Work to do:
Check each line of the listing, and copy it if it contains the word "more".

[Records from a dataset]
◆ ◆ ◆
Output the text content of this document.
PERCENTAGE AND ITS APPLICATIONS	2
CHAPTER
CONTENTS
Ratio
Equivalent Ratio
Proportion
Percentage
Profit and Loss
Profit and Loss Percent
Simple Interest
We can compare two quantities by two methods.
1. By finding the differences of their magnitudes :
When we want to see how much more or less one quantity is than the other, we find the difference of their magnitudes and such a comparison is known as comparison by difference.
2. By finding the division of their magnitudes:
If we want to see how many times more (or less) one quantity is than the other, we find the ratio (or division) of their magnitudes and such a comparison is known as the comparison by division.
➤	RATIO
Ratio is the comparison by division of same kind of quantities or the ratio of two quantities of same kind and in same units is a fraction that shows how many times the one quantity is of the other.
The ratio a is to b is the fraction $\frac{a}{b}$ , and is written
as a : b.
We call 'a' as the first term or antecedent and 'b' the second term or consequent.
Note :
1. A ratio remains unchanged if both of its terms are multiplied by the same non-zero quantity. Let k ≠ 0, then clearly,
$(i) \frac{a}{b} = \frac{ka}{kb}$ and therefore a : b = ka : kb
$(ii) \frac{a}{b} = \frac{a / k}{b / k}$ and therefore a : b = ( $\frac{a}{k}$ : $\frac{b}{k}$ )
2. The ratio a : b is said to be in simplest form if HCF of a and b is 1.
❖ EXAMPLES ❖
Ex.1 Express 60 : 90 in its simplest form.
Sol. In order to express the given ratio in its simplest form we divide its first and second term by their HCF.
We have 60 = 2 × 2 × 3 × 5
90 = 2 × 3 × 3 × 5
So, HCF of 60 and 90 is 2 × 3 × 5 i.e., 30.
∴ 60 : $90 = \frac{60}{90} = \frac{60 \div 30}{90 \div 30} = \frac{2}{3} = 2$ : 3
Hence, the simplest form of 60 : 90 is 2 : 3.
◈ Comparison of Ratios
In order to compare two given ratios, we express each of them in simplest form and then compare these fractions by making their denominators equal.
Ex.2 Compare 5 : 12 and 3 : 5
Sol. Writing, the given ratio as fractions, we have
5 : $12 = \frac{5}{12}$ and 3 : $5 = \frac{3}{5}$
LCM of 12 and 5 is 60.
◆ ◆ ◆
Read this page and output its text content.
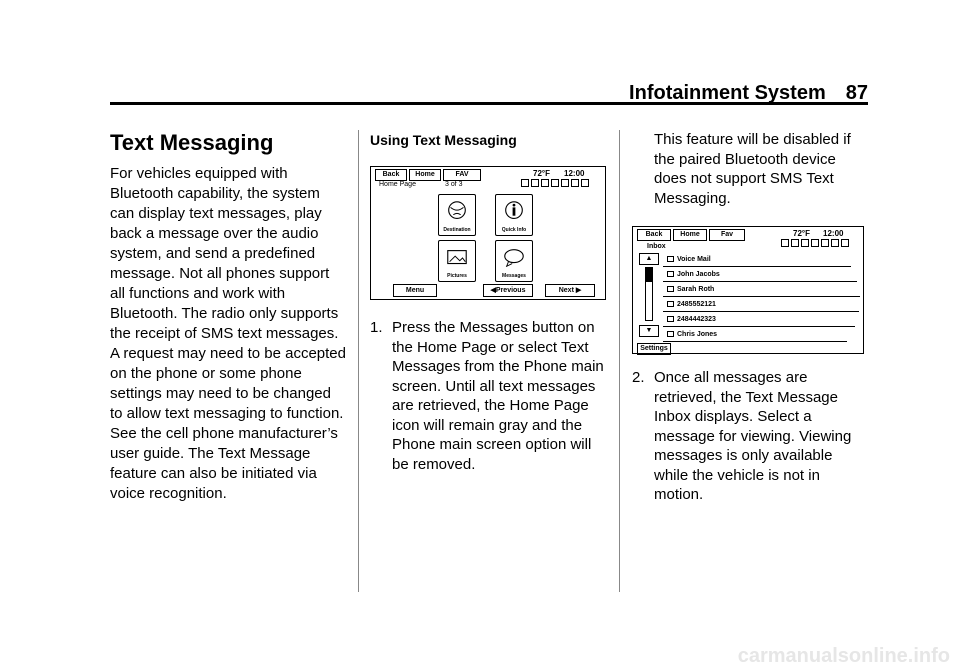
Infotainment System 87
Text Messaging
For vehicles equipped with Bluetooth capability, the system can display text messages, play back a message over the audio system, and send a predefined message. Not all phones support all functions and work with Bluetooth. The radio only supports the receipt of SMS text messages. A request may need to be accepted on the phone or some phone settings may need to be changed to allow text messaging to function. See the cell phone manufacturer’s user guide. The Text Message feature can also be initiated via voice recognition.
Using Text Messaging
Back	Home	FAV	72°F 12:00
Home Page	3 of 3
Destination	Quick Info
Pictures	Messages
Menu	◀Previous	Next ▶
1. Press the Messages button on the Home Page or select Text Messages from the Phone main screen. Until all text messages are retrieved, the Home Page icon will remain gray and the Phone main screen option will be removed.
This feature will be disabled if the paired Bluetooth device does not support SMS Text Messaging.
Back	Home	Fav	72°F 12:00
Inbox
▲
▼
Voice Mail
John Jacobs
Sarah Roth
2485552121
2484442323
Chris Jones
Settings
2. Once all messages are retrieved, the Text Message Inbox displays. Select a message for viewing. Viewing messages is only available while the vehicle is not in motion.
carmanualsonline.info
◆ ◆ ◆
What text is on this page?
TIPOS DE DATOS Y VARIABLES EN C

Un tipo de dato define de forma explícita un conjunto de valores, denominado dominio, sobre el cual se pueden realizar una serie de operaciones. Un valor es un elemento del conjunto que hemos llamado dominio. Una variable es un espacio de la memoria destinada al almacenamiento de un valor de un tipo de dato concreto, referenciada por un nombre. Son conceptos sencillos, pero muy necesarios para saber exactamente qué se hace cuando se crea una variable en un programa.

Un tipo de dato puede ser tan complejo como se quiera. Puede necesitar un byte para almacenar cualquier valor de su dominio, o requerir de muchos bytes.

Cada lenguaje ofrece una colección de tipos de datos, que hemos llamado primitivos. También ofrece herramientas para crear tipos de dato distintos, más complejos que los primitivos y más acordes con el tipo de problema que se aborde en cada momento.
◆ ◆ ◆
Task solution:
When we want to see how much more or less one quantity is than the other, we find the difference of their magnitudes and such a comparison is known as comparison by difference.
If we want to see how many times more (or less) one quantity is than the other, we find the ratio (or division) of their magnitudes and such a comparison is known as the comparison by division.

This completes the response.